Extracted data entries
= = = = = = =

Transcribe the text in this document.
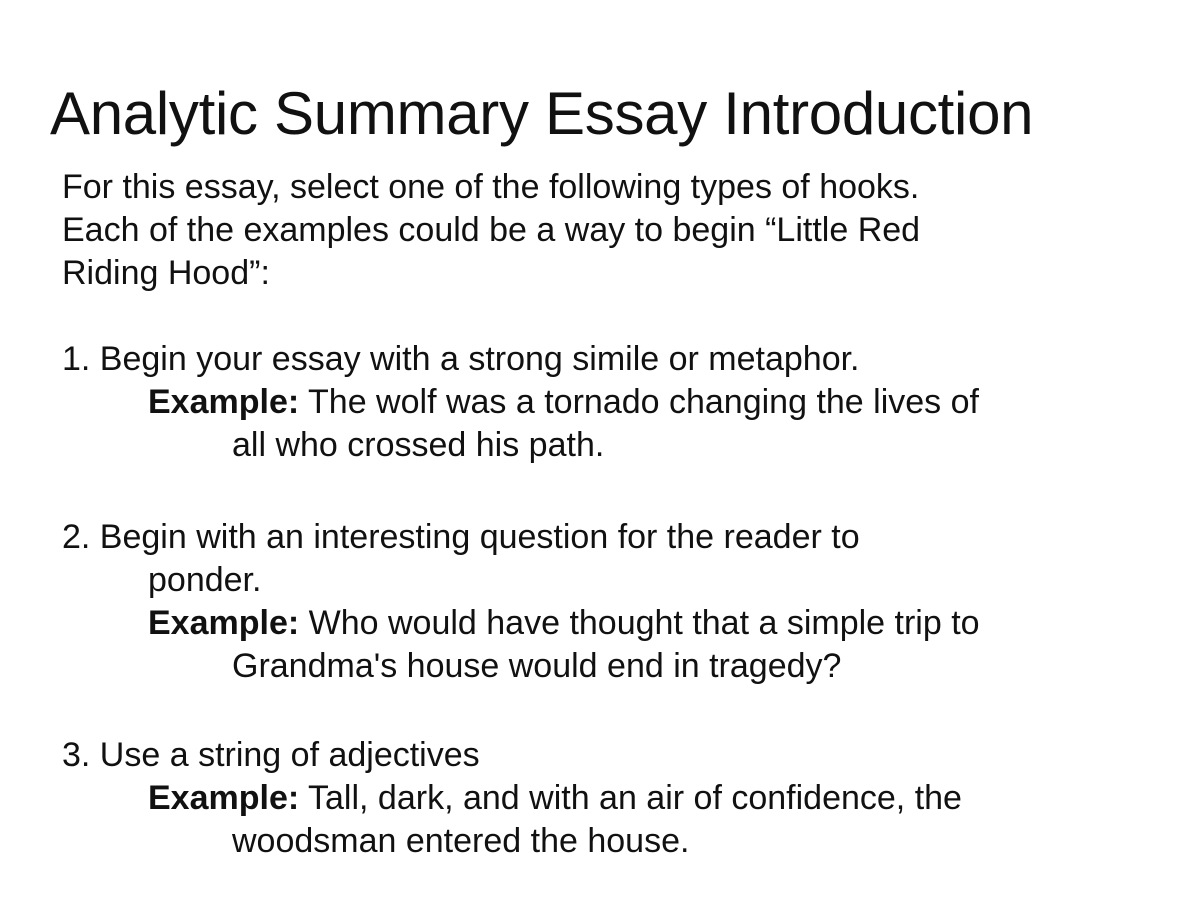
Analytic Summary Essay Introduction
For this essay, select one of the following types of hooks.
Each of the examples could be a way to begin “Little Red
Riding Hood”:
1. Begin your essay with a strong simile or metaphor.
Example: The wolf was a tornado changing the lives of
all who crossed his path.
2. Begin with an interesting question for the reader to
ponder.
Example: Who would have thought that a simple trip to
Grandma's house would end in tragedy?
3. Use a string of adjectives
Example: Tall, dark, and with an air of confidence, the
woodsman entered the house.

= = = = = = =

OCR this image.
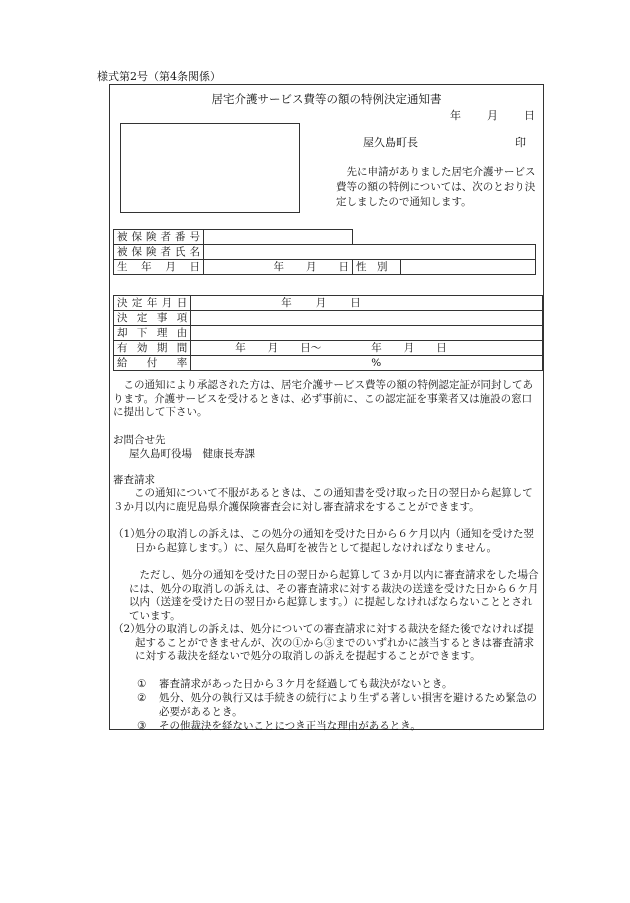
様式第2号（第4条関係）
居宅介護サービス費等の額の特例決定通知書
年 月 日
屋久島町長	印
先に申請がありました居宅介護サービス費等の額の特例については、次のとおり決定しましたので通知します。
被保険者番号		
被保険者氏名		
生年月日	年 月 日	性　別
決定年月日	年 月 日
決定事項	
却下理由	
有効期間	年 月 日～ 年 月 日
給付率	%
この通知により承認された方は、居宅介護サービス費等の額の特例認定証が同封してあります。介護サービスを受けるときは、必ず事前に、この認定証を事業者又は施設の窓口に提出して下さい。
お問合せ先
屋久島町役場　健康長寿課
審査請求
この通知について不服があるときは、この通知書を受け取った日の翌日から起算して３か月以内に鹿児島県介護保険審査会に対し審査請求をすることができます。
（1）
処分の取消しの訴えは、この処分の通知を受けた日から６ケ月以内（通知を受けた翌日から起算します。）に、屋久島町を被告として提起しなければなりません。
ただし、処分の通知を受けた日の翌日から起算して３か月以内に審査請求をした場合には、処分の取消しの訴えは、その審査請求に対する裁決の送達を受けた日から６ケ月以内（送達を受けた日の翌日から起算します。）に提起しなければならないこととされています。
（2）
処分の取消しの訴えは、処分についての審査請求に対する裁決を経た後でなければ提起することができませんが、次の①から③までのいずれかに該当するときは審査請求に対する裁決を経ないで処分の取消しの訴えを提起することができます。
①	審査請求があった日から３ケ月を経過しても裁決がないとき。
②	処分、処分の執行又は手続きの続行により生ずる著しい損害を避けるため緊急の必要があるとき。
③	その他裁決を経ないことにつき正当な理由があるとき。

= = = = = = =

Task prompt: Gather every line from the listing above in which "処分の取消しの訴えは" appears, and copy those lines.

Solution to this exercise:
処分の取消しの訴えは、この処分の通知を受けた日から６ケ月以内（通知を受けた翌日から起算します。）に、屋久島町を被告として提起しなければなりません。
ただし、処分の通知を受けた日の翌日から起算して３か月以内に審査請求をした場合には、処分の取消しの訴えは、その審査請求に対する裁決の送達を受けた日から６ケ月以内（送達を受けた日の翌日から起算します。）に提起しなければならないこととされています。
処分の取消しの訴えは、処分についての審査請求に対する裁決を経た後でなければ提起することができませんが、次の①から③までのいずれかに該当するときは審査請求に対する裁決を経ないで処分の取消しの訴えを提起することができます。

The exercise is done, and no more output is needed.